* _GIVEN REQUEST_
Return every entry exactly as written.

[Data excerpts]

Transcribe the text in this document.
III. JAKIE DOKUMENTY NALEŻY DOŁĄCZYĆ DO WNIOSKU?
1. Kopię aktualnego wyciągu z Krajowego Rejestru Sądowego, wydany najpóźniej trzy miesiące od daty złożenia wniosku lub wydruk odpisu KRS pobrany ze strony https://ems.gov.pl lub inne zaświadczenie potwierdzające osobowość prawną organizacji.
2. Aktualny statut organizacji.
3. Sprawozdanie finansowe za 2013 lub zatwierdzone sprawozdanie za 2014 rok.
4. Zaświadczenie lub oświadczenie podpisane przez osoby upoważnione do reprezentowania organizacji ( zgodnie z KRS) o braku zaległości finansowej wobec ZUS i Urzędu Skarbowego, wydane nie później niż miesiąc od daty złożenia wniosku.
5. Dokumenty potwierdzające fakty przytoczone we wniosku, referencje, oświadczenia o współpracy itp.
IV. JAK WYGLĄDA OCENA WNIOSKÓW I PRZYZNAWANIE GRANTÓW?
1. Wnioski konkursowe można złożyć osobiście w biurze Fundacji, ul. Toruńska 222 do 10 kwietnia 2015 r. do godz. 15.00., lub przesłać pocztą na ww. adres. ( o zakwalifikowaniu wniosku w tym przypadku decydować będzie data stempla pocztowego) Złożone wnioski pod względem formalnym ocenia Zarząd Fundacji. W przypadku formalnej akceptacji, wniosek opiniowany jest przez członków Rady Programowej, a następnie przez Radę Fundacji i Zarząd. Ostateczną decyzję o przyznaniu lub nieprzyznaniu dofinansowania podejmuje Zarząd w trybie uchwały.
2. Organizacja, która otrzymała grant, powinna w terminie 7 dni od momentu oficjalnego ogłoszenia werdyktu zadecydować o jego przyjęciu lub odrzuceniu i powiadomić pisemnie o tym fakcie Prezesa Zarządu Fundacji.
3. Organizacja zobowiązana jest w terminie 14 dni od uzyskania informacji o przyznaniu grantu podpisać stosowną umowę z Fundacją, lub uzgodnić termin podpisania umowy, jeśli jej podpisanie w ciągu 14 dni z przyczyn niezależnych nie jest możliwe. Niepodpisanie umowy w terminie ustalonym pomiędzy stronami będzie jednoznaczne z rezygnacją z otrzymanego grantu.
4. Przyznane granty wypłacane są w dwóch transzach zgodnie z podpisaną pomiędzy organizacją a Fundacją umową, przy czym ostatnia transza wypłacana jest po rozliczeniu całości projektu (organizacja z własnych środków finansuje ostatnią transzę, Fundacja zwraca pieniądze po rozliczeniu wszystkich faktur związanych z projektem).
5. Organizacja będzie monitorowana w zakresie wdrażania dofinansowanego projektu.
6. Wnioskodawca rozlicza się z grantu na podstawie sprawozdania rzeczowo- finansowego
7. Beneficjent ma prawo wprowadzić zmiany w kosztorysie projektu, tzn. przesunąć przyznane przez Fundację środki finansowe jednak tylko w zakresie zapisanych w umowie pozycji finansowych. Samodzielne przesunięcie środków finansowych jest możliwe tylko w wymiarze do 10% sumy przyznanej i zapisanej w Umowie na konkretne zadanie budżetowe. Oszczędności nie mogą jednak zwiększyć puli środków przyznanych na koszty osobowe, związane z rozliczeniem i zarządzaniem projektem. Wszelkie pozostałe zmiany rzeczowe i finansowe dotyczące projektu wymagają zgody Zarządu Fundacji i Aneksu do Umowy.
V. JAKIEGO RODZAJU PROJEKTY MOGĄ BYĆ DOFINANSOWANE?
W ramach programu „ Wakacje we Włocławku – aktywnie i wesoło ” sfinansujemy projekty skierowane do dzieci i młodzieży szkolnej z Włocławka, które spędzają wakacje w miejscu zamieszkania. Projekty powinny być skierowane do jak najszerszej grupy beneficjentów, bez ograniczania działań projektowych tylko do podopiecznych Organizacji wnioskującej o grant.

* _THE COMPLETED TASK_
Transcribe the text in this document.
III. JAKIE DOKUMENTY NALEŻY DOŁĄCZYĆ DO WNIOSKU?
1. Kopię aktualnego wyciągu z Krajowego Rejestru Sądowego, wydany najpóźniej trzy miesiące od daty złożenia wniosku lub wydruk odpisu KRS pobrany ze strony https://ems.gov.pl lub inne zaświadczenie potwierdzające osobowość prawną organizacji.
2. Aktualny statut organizacji.
3. Sprawozdanie finansowe za 2013 lub zatwierdzone sprawozdanie za 2014 rok.
4. Zaświadczenie lub oświadczenie podpisane przez osoby upoważnione do reprezentowania organizacji ( zgodnie z KRS) o braku zaległości finansowej wobec ZUS i Urzędu Skarbowego, wydane nie później niż miesiąc od daty złożenia wniosku.
5. Dokumenty potwierdzające fakty przytoczone we wniosku, referencje, oświadczenia o współpracy itp.
IV. JAK WYGLĄDA OCENA WNIOSKÓW I PRZYZNAWANIE GRANTÓW?
1. Wnioski konkursowe można złożyć osobiście w biurze Fundacji, ul. Toruńska 222 do 10 kwietnia 2015 r. do godz. 15.00., lub przesłać pocztą na ww. adres. ( o zakwalifikowaniu wniosku w tym przypadku decydować będzie data stempla pocztowego) Złożone wnioski pod względem formalnym ocenia Zarząd Fundacji. W przypadku formalnej akceptacji, wniosek opiniowany jest przez członków Rady Programowej, a następnie przez Radę Fundacji i Zarząd. Ostateczną decyzję o przyznaniu lub nieprzyznaniu dofinansowania podejmuje Zarząd w trybie uchwały.
2. Organizacja, która otrzymała grant, powinna w terminie 7 dni od momentu oficjalnego ogłoszenia werdyktu zadecydować o jego przyjęciu lub odrzuceniu i powiadomić pisemnie o tym fakcie Prezesa Zarządu Fundacji.
3. Organizacja zobowiązana jest w terminie 14 dni od uzyskania informacji o przyznaniu grantu podpisać stosowną umowę z Fundacją, lub uzgodnić termin podpisania umowy, jeśli jej podpisanie w ciągu 14 dni z przyczyn niezależnych nie jest możliwe. Niepodpisanie umowy w terminie ustalonym pomiędzy stronami będzie jednoznaczne z rezygnacją z otrzymanego grantu.
4. Przyznane granty wypłacane są w dwóch transzach zgodnie z podpisaną pomiędzy organizacją a Fundacją umową, przy czym ostatnia transza wypłacana jest po rozliczeniu całości projektu (organizacja z własnych środków finansuje ostatnią transzę, Fundacja zwraca pieniądze po rozliczeniu wszystkich faktur związanych z projektem).
5. Organizacja będzie monitorowana w zakresie wdrażania dofinansowanego projektu.
6. Wnioskodawca rozlicza się z grantu na podstawie sprawozdania rzeczowo- finansowego
7. Beneficjent ma prawo wprowadzić zmiany w kosztorysie projektu, tzn. przesunąć przyznane przez Fundację środki finansowe jednak tylko w zakresie zapisanych w umowie pozycji finansowych. Samodzielne przesunięcie środków finansowych jest możliwe tylko w wymiarze do 10% sumy przyznanej i zapisanej w Umowie na konkretne zadanie budżetowe. Oszczędności nie mogą jednak zwiększyć puli środków przyznanych na koszty osobowe, związane z rozliczeniem i zarządzaniem projektem. Wszelkie pozostałe zmiany rzeczowe i finansowe dotyczące projektu wymagają zgody Zarządu Fundacji i Aneksu do Umowy.
V. JAKIEGO RODZAJU PROJEKTY MOGĄ BYĆ DOFINANSOWANE?
W ramach programu „ Wakacje we Włocławku – aktywnie i wesoło ” sfinansujemy projekty skierowane do dzieci i młodzieży szkolnej z Włocławka, które spędzają wakacje w miejscu zamieszkania. Projekty powinny być skierowane do jak najszerszej grupy beneficjentów, bez ograniczania działań projektowych tylko do podopiecznych Organizacji wnioskującej o grant.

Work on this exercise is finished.